- THE DATA:
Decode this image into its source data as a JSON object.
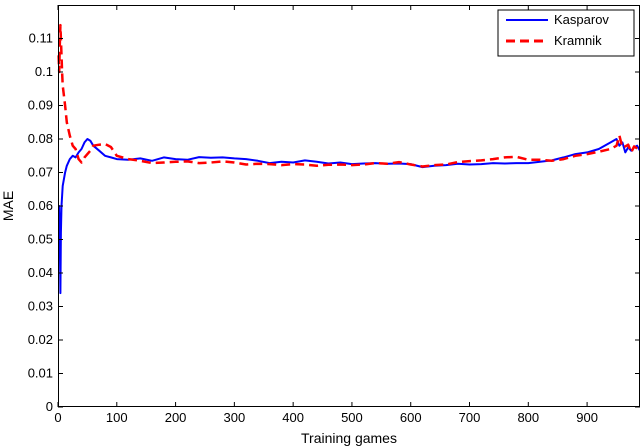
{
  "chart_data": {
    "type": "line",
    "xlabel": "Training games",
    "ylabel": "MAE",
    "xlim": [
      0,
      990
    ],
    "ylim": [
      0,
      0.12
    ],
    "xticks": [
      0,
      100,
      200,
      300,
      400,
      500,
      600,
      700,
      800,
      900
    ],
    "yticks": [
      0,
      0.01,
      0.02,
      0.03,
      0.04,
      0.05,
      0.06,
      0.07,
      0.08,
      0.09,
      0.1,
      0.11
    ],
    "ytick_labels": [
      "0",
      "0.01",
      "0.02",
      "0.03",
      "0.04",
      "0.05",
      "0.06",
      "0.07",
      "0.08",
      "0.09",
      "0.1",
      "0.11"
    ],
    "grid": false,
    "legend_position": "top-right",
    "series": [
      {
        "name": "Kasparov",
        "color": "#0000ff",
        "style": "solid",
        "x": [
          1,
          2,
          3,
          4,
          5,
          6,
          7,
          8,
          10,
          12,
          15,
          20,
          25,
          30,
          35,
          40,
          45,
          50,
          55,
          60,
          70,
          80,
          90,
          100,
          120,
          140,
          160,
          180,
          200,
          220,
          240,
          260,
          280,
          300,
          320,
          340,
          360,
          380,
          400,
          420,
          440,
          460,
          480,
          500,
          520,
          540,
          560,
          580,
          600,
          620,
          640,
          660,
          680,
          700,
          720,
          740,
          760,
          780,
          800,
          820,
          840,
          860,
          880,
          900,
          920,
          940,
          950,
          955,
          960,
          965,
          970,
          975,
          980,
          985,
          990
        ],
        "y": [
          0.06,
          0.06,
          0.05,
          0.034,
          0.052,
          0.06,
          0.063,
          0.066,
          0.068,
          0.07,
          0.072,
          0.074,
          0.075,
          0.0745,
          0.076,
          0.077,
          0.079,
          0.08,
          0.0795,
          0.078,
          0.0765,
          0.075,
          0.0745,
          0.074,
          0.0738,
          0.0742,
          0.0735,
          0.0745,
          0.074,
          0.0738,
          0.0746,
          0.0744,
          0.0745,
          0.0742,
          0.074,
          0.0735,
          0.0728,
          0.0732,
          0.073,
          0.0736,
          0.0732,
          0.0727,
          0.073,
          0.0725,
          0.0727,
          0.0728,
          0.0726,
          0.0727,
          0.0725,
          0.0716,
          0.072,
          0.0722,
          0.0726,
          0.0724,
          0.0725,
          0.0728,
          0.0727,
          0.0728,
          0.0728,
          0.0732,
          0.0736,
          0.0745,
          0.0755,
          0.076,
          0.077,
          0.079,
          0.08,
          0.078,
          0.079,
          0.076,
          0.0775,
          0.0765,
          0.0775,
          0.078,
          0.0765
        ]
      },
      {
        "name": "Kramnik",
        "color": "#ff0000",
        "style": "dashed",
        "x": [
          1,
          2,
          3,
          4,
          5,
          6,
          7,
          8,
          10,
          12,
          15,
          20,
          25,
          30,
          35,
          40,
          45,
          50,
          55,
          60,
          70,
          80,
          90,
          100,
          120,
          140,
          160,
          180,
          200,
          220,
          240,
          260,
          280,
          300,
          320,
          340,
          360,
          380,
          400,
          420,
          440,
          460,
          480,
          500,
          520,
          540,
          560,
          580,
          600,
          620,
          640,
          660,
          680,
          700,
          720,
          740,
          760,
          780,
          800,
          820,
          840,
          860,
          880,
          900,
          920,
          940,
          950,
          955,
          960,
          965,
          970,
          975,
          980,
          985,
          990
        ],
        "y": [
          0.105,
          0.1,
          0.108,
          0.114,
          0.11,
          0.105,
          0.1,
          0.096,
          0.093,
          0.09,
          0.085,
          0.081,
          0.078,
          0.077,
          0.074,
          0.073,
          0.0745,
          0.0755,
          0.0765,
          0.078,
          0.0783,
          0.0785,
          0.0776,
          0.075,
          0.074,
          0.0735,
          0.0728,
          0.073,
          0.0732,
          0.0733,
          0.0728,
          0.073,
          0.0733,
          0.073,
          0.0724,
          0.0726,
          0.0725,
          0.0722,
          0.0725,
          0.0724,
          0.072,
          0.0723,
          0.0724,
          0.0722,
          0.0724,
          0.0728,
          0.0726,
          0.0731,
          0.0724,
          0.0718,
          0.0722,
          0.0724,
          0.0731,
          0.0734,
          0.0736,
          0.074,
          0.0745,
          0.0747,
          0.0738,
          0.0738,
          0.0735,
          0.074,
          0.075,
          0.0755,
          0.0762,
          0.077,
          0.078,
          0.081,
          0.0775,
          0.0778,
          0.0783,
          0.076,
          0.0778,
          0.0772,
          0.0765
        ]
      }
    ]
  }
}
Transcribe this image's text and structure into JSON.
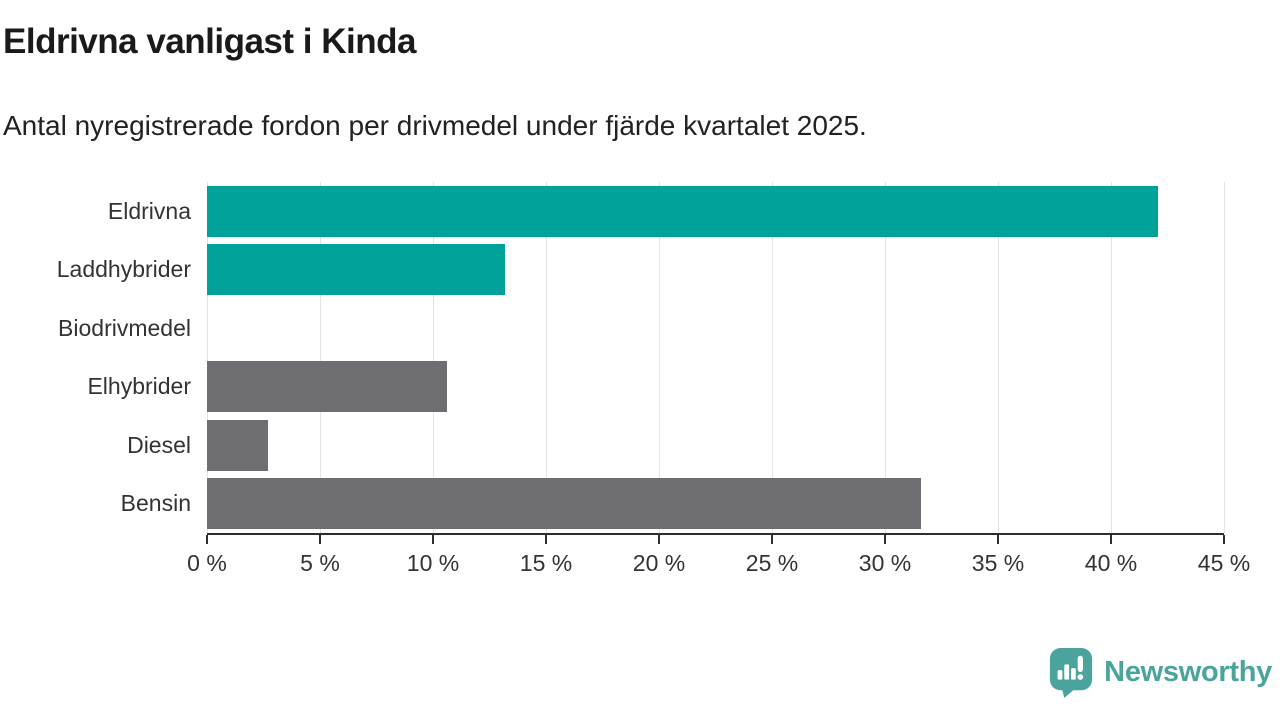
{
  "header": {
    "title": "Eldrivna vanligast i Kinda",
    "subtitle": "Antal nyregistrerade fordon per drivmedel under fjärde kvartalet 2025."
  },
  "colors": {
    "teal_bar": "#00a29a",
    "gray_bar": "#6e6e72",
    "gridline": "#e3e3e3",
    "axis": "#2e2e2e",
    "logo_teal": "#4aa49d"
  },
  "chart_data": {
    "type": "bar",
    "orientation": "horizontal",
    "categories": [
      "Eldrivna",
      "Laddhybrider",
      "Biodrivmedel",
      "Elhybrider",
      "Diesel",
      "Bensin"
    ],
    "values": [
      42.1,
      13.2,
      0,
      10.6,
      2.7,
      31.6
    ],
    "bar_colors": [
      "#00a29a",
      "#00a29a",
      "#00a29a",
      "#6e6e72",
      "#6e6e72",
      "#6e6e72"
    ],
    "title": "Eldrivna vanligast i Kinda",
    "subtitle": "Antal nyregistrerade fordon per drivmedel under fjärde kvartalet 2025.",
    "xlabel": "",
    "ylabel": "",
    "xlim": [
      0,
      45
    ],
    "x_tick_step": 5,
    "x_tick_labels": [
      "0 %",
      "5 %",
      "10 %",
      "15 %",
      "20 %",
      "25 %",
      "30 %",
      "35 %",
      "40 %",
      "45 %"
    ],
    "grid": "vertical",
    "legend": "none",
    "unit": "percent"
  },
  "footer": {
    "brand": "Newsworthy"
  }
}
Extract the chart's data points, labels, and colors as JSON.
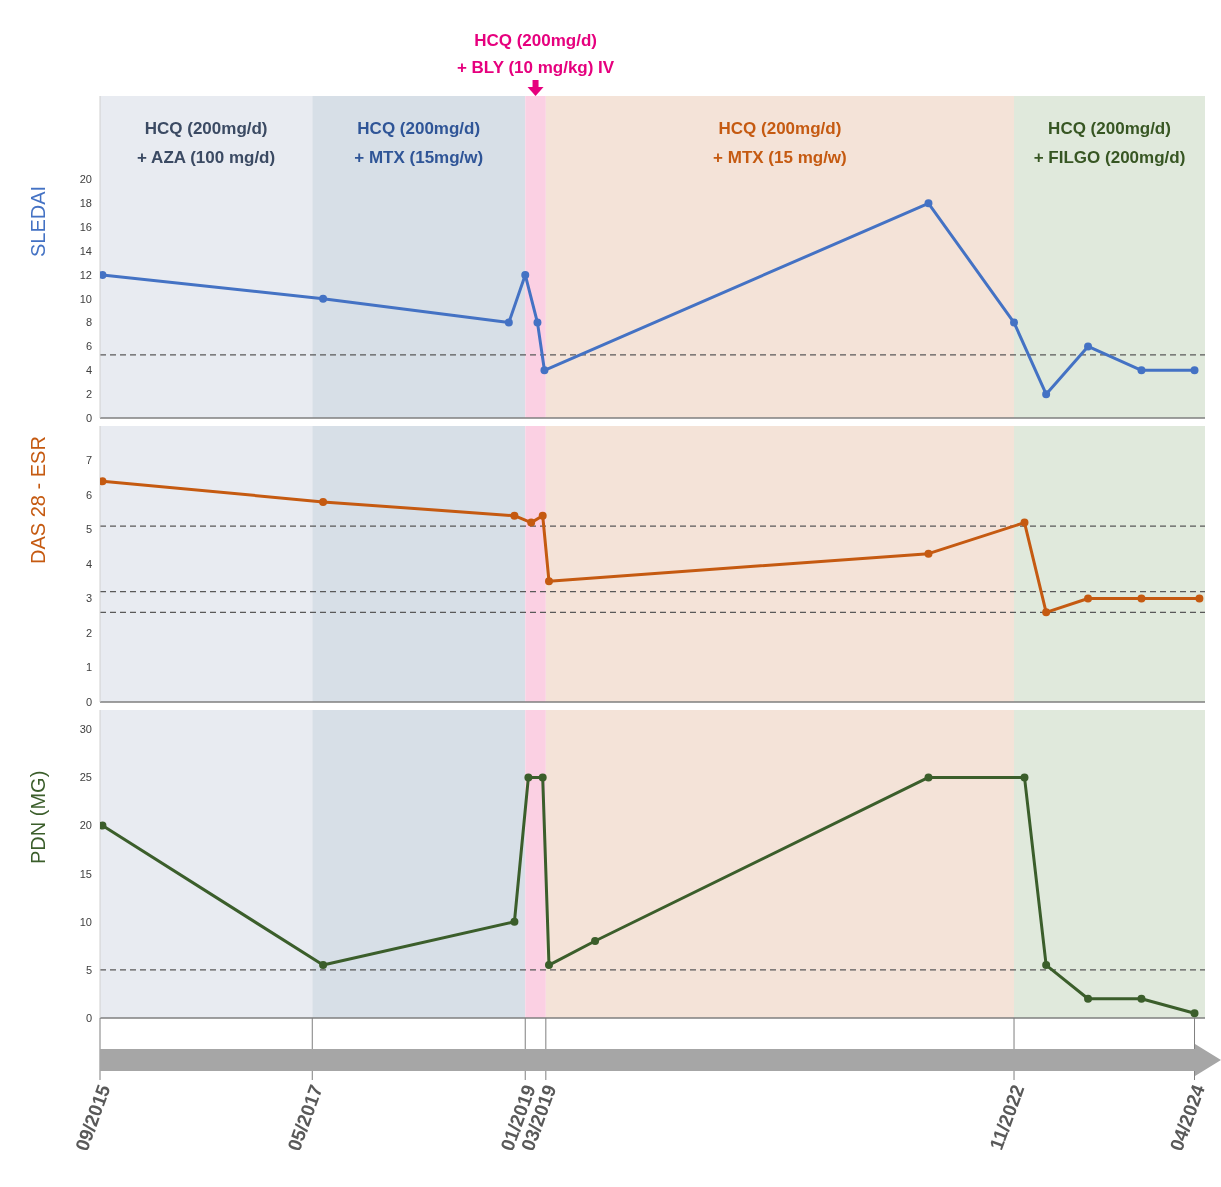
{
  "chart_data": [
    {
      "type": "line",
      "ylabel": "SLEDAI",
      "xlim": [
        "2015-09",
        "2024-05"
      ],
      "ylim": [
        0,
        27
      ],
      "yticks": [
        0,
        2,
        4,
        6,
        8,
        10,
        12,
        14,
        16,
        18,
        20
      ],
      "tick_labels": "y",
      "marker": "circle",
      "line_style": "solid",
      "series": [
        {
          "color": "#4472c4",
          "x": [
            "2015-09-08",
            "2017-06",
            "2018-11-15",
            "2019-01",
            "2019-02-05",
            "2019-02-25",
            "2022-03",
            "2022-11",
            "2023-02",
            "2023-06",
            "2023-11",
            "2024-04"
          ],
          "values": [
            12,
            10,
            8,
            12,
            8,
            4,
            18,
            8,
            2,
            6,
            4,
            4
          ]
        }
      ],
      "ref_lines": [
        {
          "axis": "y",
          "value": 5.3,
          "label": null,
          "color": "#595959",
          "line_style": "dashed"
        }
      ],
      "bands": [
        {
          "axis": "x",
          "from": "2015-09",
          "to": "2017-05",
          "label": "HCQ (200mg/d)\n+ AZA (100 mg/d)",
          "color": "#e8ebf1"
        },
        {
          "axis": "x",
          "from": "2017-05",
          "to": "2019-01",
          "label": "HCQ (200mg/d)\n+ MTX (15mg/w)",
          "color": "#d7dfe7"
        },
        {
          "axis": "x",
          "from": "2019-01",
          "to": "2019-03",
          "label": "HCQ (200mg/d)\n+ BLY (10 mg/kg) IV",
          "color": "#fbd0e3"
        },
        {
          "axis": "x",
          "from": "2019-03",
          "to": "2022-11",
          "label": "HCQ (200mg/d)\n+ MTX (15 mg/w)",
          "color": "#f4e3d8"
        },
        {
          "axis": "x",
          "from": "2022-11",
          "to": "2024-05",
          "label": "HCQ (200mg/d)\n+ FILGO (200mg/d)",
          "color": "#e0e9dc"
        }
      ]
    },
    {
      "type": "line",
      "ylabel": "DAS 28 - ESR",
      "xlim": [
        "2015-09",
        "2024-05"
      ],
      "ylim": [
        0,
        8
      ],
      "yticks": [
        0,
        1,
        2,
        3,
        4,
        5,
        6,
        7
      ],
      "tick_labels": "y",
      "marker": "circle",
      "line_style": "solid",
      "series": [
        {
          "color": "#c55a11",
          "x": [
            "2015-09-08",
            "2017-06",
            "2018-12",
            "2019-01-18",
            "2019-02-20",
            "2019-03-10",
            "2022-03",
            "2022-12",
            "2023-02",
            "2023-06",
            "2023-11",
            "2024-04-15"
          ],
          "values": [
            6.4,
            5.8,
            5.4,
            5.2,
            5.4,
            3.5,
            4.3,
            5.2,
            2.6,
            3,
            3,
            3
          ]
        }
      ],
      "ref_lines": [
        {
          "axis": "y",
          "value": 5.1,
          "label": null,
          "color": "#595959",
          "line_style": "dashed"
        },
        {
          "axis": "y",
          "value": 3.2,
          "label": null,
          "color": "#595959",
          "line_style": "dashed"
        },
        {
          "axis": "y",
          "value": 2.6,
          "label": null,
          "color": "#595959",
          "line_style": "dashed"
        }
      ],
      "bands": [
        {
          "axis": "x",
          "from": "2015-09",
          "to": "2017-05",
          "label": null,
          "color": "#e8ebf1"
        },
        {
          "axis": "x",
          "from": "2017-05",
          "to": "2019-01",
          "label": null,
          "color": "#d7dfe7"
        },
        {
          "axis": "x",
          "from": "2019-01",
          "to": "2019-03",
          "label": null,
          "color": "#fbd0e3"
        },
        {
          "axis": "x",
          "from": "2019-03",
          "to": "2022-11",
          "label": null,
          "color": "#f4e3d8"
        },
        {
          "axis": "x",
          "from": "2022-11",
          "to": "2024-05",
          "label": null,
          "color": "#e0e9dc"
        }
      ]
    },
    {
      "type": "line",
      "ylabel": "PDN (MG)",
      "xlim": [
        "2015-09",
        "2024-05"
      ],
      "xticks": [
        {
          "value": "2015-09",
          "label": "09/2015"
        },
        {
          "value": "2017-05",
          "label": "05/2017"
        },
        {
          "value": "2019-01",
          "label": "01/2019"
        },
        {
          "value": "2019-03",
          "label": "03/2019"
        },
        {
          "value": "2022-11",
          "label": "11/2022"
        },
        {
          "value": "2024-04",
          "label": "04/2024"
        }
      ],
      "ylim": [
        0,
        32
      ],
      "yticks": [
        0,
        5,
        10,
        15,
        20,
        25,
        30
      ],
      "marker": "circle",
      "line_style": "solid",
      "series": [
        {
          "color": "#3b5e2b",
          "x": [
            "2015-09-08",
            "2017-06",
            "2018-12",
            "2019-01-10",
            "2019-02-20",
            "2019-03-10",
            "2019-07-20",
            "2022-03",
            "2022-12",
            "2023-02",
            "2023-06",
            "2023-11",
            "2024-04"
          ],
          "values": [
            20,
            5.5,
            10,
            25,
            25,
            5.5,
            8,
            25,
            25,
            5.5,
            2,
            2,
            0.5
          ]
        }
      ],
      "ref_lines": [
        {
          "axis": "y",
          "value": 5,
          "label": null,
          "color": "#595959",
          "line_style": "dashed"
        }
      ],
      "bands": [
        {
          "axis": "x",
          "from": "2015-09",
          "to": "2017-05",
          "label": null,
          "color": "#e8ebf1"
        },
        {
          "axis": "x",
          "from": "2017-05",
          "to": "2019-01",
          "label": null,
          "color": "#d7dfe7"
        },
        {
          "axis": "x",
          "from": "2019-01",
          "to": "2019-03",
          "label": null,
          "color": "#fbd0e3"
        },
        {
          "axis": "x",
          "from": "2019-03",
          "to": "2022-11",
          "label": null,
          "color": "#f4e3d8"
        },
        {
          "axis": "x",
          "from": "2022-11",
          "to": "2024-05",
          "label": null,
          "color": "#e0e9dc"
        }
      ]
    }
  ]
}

- TASK PROMPT:
Extract all lines from the data in which "Antal" is found.

- EXERCISE ANSWER:
    "subtitle": "Antal nyregistrerade fordon per drivmedel under fjärde kvartalet 2025."
    "subtitle": "Antal nyregistrerade fordon per drivmedel under fjärde kvartalet 2025.",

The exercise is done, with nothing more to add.